### Given request
Output the material below in its entirety, exactly as given.

### Data listing

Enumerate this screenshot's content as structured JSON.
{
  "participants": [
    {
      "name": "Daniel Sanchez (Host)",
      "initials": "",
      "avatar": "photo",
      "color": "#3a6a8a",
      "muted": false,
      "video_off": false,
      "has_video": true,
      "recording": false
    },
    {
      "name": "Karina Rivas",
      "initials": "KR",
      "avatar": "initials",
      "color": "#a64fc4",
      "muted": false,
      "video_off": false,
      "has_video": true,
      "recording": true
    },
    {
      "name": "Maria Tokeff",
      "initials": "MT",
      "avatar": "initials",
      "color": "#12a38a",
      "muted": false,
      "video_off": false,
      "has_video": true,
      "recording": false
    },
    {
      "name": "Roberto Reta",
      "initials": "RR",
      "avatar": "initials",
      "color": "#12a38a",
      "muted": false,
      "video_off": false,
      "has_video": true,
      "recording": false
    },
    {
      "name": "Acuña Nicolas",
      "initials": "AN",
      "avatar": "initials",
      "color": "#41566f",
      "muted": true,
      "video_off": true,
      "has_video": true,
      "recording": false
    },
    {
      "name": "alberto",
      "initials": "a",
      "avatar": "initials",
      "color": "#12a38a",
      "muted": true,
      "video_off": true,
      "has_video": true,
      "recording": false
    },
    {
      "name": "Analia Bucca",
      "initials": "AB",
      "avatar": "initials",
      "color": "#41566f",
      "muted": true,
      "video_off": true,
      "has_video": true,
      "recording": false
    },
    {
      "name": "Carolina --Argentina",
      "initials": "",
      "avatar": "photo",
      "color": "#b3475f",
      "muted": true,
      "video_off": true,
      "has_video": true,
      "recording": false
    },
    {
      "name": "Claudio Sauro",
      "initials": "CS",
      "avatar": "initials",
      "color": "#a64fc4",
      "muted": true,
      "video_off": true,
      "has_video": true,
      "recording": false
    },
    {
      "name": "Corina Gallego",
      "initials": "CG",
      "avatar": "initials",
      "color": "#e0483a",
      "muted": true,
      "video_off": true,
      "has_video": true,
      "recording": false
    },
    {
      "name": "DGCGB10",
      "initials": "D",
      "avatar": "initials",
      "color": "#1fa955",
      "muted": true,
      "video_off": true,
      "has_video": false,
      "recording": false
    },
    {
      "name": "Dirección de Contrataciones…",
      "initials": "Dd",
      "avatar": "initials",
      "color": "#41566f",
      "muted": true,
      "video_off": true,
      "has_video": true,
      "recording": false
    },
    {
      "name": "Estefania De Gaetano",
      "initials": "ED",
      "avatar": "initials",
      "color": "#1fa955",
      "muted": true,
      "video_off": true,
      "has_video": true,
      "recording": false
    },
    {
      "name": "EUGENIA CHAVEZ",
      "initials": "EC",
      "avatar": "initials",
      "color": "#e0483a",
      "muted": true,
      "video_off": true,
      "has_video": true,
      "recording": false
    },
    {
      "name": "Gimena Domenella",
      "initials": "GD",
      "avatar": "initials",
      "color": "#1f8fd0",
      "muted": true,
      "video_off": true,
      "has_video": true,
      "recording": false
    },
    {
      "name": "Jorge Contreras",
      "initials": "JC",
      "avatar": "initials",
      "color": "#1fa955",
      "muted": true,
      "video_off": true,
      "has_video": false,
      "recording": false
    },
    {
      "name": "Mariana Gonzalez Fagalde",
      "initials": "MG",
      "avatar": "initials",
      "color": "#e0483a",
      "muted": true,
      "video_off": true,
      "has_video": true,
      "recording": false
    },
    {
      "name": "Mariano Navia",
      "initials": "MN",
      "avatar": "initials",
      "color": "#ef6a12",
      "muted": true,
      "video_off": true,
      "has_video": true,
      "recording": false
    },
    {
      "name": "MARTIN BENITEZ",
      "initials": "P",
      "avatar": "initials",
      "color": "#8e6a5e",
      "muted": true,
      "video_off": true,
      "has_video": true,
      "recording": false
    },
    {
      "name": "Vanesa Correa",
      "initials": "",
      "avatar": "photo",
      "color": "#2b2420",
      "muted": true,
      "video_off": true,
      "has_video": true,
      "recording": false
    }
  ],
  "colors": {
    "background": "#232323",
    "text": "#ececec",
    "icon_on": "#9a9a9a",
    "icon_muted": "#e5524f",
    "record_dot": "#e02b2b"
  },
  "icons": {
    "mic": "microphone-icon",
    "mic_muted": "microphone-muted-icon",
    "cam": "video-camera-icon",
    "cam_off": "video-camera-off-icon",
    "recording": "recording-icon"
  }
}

### Solution below
Enumerate this screenshot's content as structured JSON.
{
  "participants": [
    {
      "name": "Daniel Sanchez (Host)",
      "initials": "",
      "avatar": "photo",
      "color": "#3a6a8a",
      "muted": false,
      "video_off": false,
      "has_video": true,
      "recording": false
    },
    {
      "name": "Karina Rivas",
      "initials": "KR",
      "avatar": "initials",
      "color": "#a64fc4",
      "muted": false,
      "video_off": false,
      "has_video": true,
      "recording": true
    },
    {
      "name": "Maria Tokeff",
      "initials": "MT",
      "avatar": "initials",
      "color": "#12a38a",
      "muted": false,
      "video_off": false,
      "has_video": true,
      "recording": false
    },
    {
      "name": "Roberto Reta",
      "initials": "RR",
      "avatar": "initials",
      "color": "#12a38a",
      "muted": false,
      "video_off": false,
      "has_video": true,
      "recording": false
    },
    {
      "name": "Acuña Nicolas",
      "initials": "AN",
      "avatar": "initials",
      "color": "#41566f",
      "muted": true,
      "video_off": true,
      "has_video": true,
      "recording": false
    },
    {
      "name": "alberto",
      "initials": "a",
      "avatar": "initials",
      "color": "#12a38a",
      "muted": true,
      "video_off": true,
      "has_video": true,
      "recording": false
    },
    {
      "name": "Analia Bucca",
      "initials": "AB",
      "avatar": "initials",
      "color": "#41566f",
      "muted": true,
      "video_off": true,
      "has_video": true,
      "recording": false
    },
    {
      "name": "Carolina --Argentina",
      "initials": "",
      "avatar": "photo",
      "color": "#b3475f",
      "muted": true,
      "video_off": true,
      "has_video": true,
      "recording": false
    },
    {
      "name": "Claudio Sauro",
      "initials": "CS",
      "avatar": "initials",
      "color": "#a64fc4",
      "muted": true,
      "video_off": true,
      "has_video": true,
      "recording": false
    },
    {
      "name": "Corina Gallego",
      "initials": "CG",
      "avatar": "initials",
      "color": "#e0483a",
      "muted": true,
      "video_off": true,
      "has_video": true,
      "recording": false
    },
    {
      "name": "DGCGB10",
      "initials": "D",
      "avatar": "initials",
      "color": "#1fa955",
      "muted": true,
      "video_off": true,
      "has_video": false,
      "recording": false
    },
    {
      "name": "Dirección de Contrataciones…",
      "initials": "Dd",
      "avatar": "initials",
      "color": "#41566f",
      "muted": true,
      "video_off": true,
      "has_video": true,
      "recording": false
    },
    {
      "name": "Estefania De Gaetano",
      "initials": "ED",
      "avatar": "initials",
      "color": "#1fa955",
      "muted": true,
      "video_off": true,
      "has_video": true,
      "recording": false
    },
    {
      "name": "EUGENIA CHAVEZ",
      "initials": "EC",
      "avatar": "initials",
      "color": "#e0483a",
      "muted": true,
      "video_off": true,
      "has_video": true,
      "recording": false
    },
    {
      "name": "Gimena Domenella",
      "initials": "GD",
      "avatar": "initials",
      "color": "#1f8fd0",
      "muted": true,
      "video_off": true,
      "has_video": true,
      "recording": false
    },
    {
      "name": "Jorge Contreras",
      "initials": "JC",
      "avatar": "initials",
      "color": "#1fa955",
      "muted": true,
      "video_off": true,
      "has_video": false,
      "recording": false
    },
    {
      "name": "Mariana Gonzalez Fagalde",
      "initials": "MG",
      "avatar": "initials",
      "color": "#e0483a",
      "muted": true,
      "video_off": true,
      "has_video": true,
      "recording": false
    },
    {
      "name": "Mariano Navia",
      "initials": "MN",
      "avatar": "initials",
      "color": "#ef6a12",
      "muted": true,
      "video_off": true,
      "has_video": true,
      "recording": false
    },
    {
      "name": "MARTIN BENITEZ",
      "initials": "P",
      "avatar": "initials",
      "color": "#8e6a5e",
      "muted": true,
      "video_off": true,
      "has_video": true,
      "recording": false
    },
    {
      "name": "Vanesa Correa",
      "initials": "",
      "avatar": "photo",
      "color": "#2b2420",
      "muted": true,
      "video_off": true,
      "has_video": true,
      "recording": false
    }
  ],
  "colors": {
    "background": "#232323",
    "text": "#ececec",
    "icon_on": "#9a9a9a",
    "icon_muted": "#e5524f",
    "record_dot": "#e02b2b"
  },
  "icons": {
    "mic": "microphone-icon",
    "mic_muted": "microphone-muted-icon",
    "cam": "video-camera-icon",
    "cam_off": "video-camera-off-icon",
    "recording": "recording-icon"
  }
}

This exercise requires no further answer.